___ INFORMATION PROVIDED ___
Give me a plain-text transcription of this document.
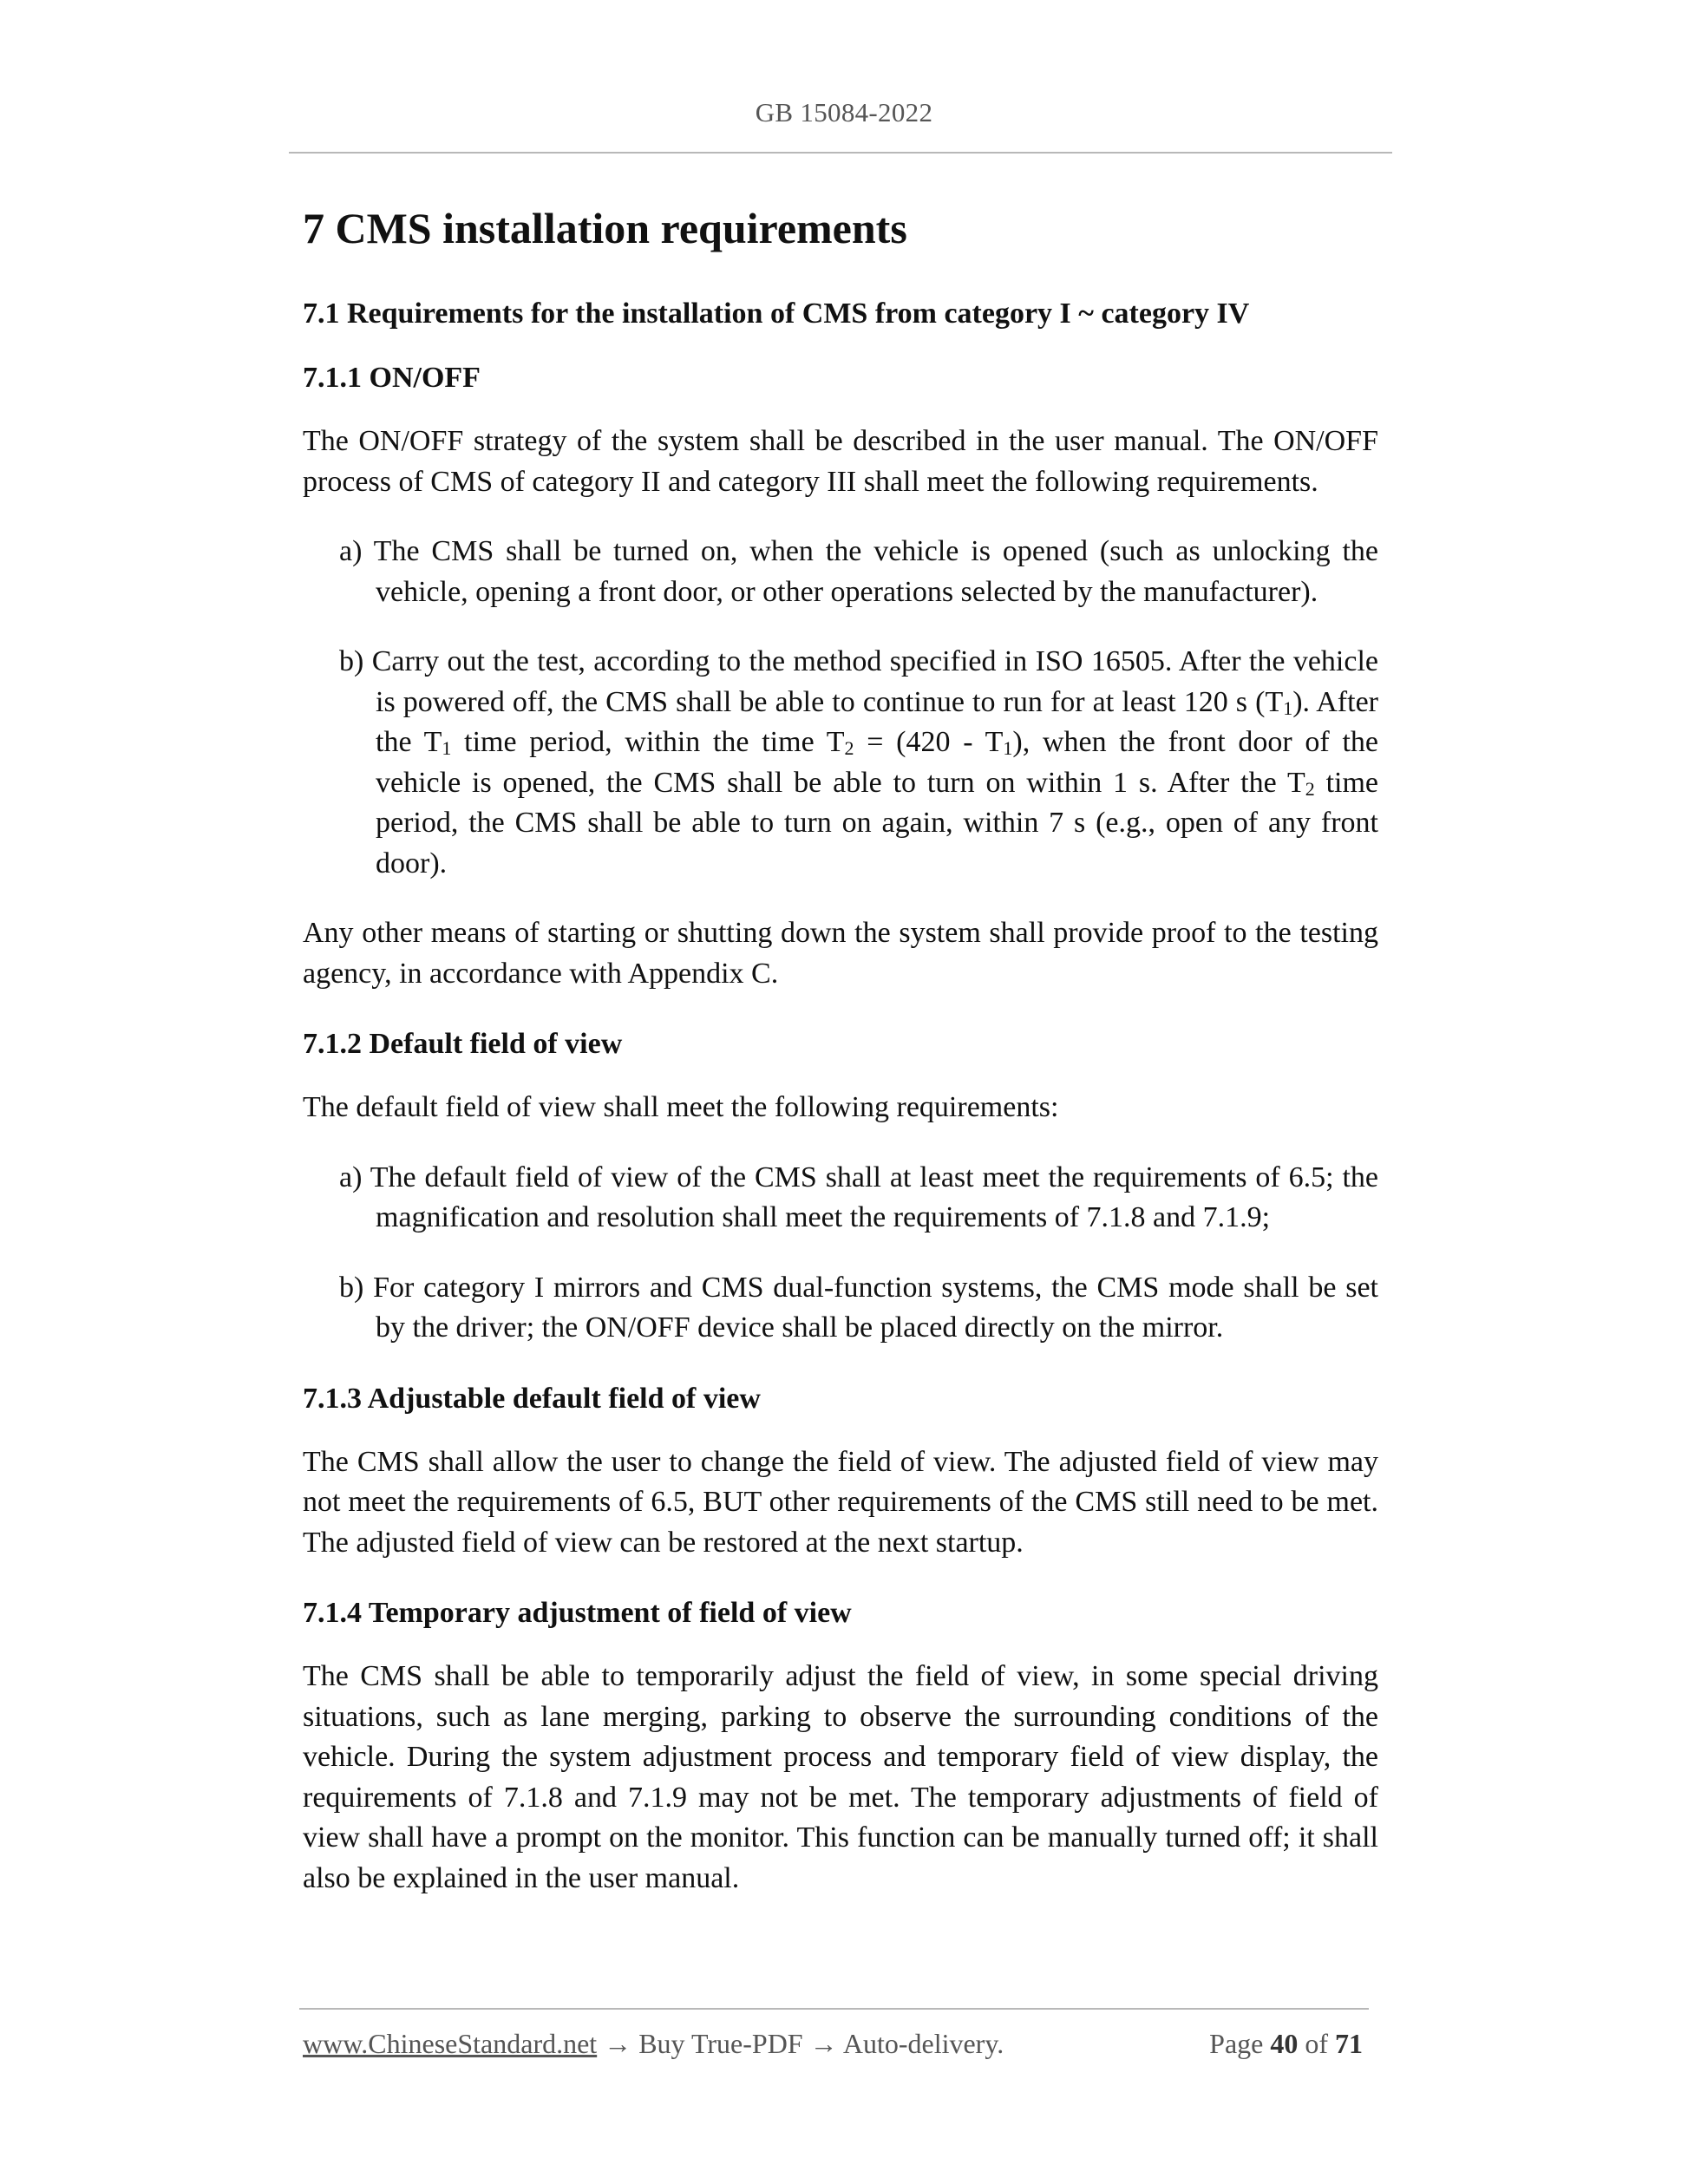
GB 15084-2022
7 CMS installation requirements
7.1 Requirements for the installation of CMS from category I ~ category IV
7.1.1 ON/OFF

The ON/OFF strategy of the system shall be described in the user manual. The ON/OFF process of CMS of category II and category III shall meet the following requirements.

a) The CMS shall be turned on, when the vehicle is opened (such as unlocking the vehicle, opening a front door, or other operations selected by the manufacturer).
b) Carry out the test, according to the method specified in ISO 16505. After the vehicle is powered off, the CMS shall be able to continue to run for at least 120 s $(T_1)$. After the $T_1$ time period, within the time $T_2 = (420 - T_1)$, when the front door of the vehicle is opened, the CMS shall be able to turn on within 1 s. After the $T_2$ time period, the CMS shall be able to turn on again, within 7 s (e.g., open of any front door).

Any other means of starting or shutting down the system shall provide proof to the testing agency, in accordance with Appendix C.

7.1.2 Default field of view

The default field of view shall meet the following requirements:

a) The default field of view of the CMS shall at least meet the requirements of 6.5; the magnification and resolution shall meet the requirements of 7.1.8 and 7.1.9;
b) For category I mirrors and CMS dual-function systems, the CMS mode shall be set by the driver; the ON/OFF device shall be placed directly on the mirror.
7.1.3 Adjustable default field of view

The CMS shall allow the user to change the field of view. The adjusted field of view may not meet the requirements of 6.5, BUT other requirements of the CMS still need to be met. The adjusted field of view can be restored at the next startup.

7.1.4 Temporary adjustment of field of view

The CMS shall be able to temporarily adjust the field of view, in some special driving situations, such as lane merging, parking to observe the surrounding conditions of the vehicle. During the system adjustment process and temporary field of view display, the requirements of 7.1.8 and 7.1.9 may not be met. The temporary adjustments of field of view shall have a prompt on the monitor. This function can be manually turned off; it shall also be explained in the user manual.

www.ChineseStandard.net → Buy True-PDF → Auto-delivery.	Page 40 of 71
___
YOUR INSTRUCTIONS.
Find every line that holds "category" and copy it.

SOLUTION FOR THIS TASK.
7.1 Requirements for the installation of CMS from category I ~ category IV
The ON/OFF strategy of the system shall be described in the user manual. The ON/OFF process of CMS of category II and category III shall meet the following requirements.
b) For category I mirrors and CMS dual-function systems, the CMS mode shall be set by the driver; the ON/OFF device shall be placed directly on the mirror.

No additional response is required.